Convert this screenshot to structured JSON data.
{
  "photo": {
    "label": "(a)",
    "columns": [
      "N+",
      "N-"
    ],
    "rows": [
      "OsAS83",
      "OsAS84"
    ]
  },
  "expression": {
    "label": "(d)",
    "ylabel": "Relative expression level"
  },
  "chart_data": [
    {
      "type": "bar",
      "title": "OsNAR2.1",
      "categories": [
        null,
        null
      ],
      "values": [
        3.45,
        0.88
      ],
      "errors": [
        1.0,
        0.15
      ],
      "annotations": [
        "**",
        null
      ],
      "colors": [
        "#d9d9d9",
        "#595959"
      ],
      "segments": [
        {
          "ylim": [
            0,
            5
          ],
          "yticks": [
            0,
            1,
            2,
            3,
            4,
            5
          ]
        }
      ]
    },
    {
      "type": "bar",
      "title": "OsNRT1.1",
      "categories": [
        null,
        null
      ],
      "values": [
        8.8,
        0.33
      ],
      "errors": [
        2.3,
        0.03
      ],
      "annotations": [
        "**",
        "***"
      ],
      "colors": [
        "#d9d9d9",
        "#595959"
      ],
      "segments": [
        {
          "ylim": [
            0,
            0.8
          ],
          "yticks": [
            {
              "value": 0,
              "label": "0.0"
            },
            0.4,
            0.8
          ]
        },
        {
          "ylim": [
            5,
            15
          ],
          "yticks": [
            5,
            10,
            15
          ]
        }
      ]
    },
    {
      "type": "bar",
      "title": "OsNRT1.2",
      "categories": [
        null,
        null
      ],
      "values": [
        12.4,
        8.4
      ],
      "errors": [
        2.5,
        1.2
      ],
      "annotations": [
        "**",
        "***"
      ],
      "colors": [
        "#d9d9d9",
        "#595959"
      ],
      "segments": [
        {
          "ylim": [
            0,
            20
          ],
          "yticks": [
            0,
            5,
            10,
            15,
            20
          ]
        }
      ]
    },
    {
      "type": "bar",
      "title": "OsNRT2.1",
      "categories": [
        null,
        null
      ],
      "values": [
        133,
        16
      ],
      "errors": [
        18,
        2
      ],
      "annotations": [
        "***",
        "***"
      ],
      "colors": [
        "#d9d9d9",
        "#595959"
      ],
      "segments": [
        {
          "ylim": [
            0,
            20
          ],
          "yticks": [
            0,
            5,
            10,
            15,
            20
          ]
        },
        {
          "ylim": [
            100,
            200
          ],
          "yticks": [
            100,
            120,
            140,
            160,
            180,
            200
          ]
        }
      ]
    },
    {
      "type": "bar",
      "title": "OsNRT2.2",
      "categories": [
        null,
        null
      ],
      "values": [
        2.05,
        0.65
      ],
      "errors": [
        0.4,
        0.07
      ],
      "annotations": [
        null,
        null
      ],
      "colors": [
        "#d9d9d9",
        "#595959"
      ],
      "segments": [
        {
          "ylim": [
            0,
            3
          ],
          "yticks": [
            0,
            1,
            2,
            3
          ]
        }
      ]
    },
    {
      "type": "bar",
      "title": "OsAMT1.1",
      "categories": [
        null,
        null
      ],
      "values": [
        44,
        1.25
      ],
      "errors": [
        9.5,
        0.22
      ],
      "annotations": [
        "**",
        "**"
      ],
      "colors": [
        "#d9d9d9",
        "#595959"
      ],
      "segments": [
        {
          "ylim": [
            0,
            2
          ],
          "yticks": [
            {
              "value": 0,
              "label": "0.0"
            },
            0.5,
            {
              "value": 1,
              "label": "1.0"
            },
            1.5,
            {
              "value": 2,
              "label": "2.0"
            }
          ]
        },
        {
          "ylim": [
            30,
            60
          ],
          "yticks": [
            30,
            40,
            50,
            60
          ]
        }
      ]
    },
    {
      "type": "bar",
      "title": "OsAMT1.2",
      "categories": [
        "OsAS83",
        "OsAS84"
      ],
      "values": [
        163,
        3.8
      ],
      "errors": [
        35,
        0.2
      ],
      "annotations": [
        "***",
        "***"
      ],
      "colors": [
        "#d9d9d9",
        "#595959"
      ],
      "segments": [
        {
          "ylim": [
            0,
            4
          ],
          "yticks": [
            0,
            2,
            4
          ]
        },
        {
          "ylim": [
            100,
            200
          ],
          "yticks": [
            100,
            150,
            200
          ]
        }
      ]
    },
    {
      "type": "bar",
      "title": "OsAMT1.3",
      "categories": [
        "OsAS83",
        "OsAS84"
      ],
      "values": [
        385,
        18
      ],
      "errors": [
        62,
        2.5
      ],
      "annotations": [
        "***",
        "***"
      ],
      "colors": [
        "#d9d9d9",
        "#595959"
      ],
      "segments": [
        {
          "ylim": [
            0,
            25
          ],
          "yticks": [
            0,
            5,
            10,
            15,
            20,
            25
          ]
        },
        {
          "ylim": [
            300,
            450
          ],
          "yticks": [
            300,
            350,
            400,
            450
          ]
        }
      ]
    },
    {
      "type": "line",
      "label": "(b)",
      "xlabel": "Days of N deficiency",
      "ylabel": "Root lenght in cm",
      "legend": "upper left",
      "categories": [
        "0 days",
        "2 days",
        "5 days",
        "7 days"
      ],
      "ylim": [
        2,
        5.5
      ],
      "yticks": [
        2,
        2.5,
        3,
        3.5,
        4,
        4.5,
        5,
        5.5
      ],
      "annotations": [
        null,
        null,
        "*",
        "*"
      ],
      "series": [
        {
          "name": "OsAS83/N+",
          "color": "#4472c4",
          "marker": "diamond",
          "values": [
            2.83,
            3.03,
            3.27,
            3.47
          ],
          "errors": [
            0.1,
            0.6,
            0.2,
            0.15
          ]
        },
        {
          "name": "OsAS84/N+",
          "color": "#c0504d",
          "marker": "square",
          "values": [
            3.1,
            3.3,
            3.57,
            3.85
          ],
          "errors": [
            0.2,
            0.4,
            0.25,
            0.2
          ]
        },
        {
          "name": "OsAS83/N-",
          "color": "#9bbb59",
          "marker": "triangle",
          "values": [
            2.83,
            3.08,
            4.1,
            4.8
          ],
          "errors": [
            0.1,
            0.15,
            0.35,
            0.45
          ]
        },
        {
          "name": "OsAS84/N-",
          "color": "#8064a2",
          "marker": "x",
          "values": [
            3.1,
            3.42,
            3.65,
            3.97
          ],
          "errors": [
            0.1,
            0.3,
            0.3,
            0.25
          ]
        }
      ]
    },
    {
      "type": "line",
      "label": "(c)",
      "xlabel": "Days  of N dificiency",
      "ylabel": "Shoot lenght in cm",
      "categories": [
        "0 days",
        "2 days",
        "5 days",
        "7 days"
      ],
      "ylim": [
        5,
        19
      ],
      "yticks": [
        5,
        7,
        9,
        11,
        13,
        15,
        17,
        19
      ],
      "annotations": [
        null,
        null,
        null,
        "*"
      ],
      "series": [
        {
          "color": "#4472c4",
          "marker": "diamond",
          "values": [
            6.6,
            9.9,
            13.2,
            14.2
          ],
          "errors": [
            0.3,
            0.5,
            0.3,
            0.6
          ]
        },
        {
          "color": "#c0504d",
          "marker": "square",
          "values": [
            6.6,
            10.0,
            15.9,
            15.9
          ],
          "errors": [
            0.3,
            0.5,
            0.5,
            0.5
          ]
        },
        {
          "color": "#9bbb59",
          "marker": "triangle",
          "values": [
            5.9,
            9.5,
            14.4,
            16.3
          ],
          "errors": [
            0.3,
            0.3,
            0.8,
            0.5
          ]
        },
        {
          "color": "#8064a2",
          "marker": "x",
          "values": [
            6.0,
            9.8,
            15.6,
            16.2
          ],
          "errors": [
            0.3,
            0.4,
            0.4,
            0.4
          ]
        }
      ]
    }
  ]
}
---
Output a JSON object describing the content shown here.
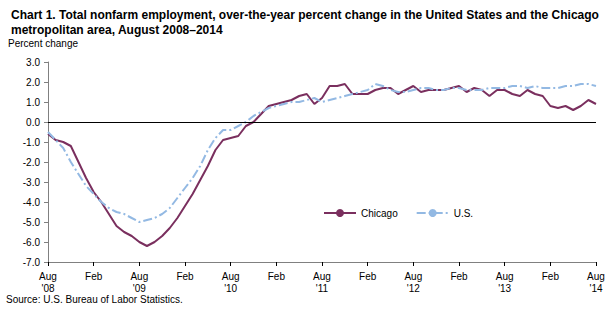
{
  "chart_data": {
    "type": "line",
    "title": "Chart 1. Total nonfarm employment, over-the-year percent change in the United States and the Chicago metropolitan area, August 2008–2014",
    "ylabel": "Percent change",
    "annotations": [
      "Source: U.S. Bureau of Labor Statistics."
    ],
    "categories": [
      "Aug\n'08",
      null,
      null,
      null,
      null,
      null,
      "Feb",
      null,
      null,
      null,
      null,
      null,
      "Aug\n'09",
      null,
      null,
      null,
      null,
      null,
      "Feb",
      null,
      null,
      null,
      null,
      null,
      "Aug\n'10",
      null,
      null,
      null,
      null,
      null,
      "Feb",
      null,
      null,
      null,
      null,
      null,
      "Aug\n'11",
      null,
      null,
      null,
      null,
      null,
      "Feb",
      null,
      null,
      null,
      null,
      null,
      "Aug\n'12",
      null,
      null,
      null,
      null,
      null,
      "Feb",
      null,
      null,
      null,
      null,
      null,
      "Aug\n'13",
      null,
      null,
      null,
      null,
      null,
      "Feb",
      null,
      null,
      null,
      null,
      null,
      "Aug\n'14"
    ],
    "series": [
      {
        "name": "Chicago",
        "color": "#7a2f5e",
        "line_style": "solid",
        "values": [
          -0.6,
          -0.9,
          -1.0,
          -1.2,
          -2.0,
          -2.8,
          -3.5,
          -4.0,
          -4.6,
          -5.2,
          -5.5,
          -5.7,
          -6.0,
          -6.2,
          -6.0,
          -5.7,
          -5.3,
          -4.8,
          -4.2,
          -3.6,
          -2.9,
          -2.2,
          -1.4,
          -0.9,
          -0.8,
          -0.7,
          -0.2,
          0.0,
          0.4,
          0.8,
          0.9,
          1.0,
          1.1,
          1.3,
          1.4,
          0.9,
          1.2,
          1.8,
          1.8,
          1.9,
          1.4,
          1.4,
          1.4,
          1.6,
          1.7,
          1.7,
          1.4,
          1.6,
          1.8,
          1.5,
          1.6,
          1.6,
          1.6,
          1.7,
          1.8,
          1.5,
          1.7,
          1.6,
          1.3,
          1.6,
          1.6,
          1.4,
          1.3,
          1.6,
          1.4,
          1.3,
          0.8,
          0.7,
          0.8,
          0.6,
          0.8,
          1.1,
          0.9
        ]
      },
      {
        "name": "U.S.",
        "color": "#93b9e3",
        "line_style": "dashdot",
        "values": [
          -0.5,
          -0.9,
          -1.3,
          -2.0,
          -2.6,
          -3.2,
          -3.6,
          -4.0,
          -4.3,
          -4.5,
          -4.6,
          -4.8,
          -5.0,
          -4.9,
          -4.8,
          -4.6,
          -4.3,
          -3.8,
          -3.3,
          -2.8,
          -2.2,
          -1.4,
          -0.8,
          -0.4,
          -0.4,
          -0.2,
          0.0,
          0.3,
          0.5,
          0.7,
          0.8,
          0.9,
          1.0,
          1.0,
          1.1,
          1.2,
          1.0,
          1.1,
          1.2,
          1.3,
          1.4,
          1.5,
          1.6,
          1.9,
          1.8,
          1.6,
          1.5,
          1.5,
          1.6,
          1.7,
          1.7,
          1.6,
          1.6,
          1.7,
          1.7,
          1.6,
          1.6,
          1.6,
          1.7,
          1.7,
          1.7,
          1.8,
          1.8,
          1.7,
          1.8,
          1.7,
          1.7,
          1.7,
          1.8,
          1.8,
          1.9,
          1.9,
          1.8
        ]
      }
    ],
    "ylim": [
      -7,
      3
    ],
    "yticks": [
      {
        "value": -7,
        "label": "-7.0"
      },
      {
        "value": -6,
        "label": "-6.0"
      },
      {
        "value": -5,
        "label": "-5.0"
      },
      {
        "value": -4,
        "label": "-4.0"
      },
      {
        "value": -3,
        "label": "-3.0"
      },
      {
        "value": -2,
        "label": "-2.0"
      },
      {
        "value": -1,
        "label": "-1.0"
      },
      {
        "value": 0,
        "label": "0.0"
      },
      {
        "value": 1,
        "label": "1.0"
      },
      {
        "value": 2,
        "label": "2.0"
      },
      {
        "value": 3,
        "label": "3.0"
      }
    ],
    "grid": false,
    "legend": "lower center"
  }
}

OBJECTIVE
Using the material above, gather every line that includes "ylabel".

TASK SOLUTION
    "ylabel": "Relative expression level"
      "ylabel": "Root lenght in cm",
      "ylabel": "Shoot lenght in cm",
    "ylabel": "Percent change",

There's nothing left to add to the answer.